(Work to complete) Extract every line of the material that holds the string "Years".
-- BEGIN Information given --
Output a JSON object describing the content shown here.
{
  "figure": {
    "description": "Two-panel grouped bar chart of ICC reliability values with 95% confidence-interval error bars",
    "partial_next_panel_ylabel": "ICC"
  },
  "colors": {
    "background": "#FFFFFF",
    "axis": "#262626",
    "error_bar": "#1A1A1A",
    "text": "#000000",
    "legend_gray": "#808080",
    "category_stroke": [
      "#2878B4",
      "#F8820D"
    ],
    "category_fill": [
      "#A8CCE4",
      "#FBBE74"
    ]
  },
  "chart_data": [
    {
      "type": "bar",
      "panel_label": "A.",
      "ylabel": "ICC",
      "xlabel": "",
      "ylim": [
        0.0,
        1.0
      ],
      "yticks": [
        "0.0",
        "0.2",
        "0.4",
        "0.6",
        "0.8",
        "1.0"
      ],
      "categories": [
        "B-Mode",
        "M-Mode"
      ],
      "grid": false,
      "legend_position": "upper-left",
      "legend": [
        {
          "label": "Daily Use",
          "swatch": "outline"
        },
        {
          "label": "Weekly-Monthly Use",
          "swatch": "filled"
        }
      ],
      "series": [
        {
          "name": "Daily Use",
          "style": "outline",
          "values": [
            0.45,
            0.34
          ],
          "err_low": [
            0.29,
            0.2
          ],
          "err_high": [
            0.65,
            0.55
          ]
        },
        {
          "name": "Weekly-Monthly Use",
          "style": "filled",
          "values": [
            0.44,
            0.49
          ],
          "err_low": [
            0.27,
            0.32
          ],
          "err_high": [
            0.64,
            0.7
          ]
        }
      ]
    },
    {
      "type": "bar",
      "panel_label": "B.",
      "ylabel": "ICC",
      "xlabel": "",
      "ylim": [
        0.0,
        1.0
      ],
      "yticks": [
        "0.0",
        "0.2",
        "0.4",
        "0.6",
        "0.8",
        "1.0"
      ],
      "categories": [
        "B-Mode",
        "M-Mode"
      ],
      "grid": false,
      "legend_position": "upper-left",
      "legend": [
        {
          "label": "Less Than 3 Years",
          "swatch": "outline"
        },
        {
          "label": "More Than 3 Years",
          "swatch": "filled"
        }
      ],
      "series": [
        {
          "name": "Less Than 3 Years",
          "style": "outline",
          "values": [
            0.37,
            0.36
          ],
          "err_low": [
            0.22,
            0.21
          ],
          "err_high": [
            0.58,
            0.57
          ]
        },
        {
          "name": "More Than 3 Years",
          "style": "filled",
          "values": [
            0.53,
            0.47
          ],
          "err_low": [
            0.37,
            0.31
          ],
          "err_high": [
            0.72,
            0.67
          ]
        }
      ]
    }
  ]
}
-- END Information given --
(Response below)
          "label": "Less Than 3 Years",
          "label": "More Than 3 Years",
          "name": "Less Than 3 Years",
          "name": "More Than 3 Years",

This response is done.